◆ **ФРАГМЕНТ ТЕКСТА**
══════════

Русскоязычный писатель на перекрестке культур («Бродяги Сахалина» А. Кима). С.С. Имихелова, д.филол.н., профессор, кафедра РИЗЛ БГУ

Проза Анатолия Кима вполне закономерно рассматривается исследователями как явление русской литературы [Бальбуров, 2006; Грушевская, 2007] и органично вписывается в литературный процесс последних десятилетий прошлого века: в ней, как и в прозе других национальных писателей, пишущих на русском языке, ярко выразилось слияние разных культурных традиций, прежде всего «слияние восточного образа мышления и русской реалистической прозы» [Бочаров, с. 170].

В повести «Утопия Турина» (1981) или первом романе писателя «Белка» (1984) реальность внутреннего мира героя, по признанию самого автора, это не только «наличная реальность, но и реальность более глубокая – реальность человеческого воображения, веры, находящая отражение в культуре, искусстве, мифологии» [Ким, 1996, с. 183]. Метафорой многослойности и полифоничности культурных кодов в прозе писателя может прочитываться образ автора в философско-мистическом романе «Остров Ионы» (2001), заканчивающемся таким признанием: «…я уже прожил сотни жизней, коротких и длинных, славных и ничтожных, богатых и нищих, городских и сельских, американских, российских, прусских, марокканских, бушменских, корейских, румынских, лапландских, а также бродяжьих, королевских, австралийских аборигенских, мещанских, цыганских, преступных, гаремных, мужских и женских, индейских в пампасах Южной Африки и так далее…» [Ким, 2002, с. 313].

══════════

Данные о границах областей

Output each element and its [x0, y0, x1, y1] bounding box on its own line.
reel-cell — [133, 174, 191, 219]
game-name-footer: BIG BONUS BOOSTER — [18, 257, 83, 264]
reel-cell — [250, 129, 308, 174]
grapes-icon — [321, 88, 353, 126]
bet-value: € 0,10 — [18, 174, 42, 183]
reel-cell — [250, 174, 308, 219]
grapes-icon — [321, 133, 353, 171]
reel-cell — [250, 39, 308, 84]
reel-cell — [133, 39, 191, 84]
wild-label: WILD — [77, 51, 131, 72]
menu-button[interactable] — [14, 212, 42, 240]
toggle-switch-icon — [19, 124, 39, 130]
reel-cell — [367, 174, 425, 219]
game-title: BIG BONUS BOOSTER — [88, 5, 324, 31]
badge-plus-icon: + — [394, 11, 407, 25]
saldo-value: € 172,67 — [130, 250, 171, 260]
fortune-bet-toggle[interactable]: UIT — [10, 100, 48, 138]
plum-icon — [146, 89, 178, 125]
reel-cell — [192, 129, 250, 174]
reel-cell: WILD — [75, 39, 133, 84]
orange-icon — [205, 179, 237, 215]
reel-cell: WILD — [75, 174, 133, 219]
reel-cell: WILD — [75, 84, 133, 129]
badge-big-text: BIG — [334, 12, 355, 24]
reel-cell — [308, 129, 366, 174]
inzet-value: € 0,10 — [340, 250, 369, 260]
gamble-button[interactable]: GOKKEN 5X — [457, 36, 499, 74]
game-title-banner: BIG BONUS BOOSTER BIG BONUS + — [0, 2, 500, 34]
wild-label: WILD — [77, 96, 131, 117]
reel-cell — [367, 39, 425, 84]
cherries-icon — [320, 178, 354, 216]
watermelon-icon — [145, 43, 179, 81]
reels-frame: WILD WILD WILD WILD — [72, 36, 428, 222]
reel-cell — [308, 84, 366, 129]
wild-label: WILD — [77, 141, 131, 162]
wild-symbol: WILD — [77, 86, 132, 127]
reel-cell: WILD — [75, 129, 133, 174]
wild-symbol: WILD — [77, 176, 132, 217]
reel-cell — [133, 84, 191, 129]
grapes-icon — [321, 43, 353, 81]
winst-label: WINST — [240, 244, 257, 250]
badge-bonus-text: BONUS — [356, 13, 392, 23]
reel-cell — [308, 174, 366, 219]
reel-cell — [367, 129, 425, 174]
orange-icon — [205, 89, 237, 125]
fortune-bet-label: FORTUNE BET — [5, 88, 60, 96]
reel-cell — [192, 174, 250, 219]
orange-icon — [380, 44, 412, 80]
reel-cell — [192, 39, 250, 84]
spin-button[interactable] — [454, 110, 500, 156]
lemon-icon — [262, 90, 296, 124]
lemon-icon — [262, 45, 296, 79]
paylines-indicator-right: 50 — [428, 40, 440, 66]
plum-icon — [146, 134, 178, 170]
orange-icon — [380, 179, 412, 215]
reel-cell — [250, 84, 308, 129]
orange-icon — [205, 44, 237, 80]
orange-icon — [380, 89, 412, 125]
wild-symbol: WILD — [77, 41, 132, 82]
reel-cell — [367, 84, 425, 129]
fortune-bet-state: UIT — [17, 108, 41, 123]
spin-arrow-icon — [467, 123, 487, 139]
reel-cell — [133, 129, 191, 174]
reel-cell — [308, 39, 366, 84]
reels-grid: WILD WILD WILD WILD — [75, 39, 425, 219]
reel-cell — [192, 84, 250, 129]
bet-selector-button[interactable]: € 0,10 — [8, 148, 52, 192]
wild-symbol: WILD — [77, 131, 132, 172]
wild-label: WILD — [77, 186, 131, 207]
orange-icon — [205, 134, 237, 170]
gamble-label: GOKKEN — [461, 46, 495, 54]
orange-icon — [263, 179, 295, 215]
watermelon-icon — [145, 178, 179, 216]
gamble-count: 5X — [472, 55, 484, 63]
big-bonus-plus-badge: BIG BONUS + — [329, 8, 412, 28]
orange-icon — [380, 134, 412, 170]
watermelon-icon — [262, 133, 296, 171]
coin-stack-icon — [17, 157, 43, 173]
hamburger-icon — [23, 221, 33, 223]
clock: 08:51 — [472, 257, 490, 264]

══════════

◆ **ЗАДАНИЕ**
Повторите целиком, слово в слово, приведённый выше фрагмент статьи о прозе Анатолия Кима.

◆ **РЕЗУЛЬТАТ**
Русскоязычный писатель на перекрестке культур («Бродяги Сахалина» А. Кима). С.С. Имихелова, д.филол.н., профессор, кафедра РИЗЛ БГУ

Проза Анатолия Кима вполне закономерно рассматривается исследователями как явление русской литературы [Бальбуров, 2006; Грушевская, 2007] и органично вписывается в литературный процесс последних десятилетий прошлого века: в ней, как и в прозе других национальных писателей, пишущих на русском языке, ярко выразилось слияние разных культурных традиций, прежде всего «слияние восточного образа мышления и русской реалистической прозы» [Бочаров, с. 170].

В повести «Утопия Турина» (1981) или первом романе писателя «Белка» (1984) реальность внутреннего мира героя, по признанию самого автора, это не только «наличная реальность, но и реальность более глубокая – реальность человеческого воображения, веры, находящая отражение в культуре, искусстве, мифологии» [Ким, 1996, с. 183]. Метафорой многослойности и полифоничности культурных кодов в прозе писателя может прочитываться образ автора в философско-мистическом романе «Остров Ионы» (2001), заканчивающемся таким признанием: «…я уже прожил сотни жизней, коротких и длинных, славных и ничтожных, богатых и нищих, городских и сельских, американских, российских, прусских, марокканских, бушменских, корейских, румынских, лапландских, а также бродяжьих, королевских, австралийских аборигенских, мещанских, цыганских, преступных, гаремных, мужских и женских, индейских в пампасах Южной Африки и так далее…» [Ким, 2002, с. 313].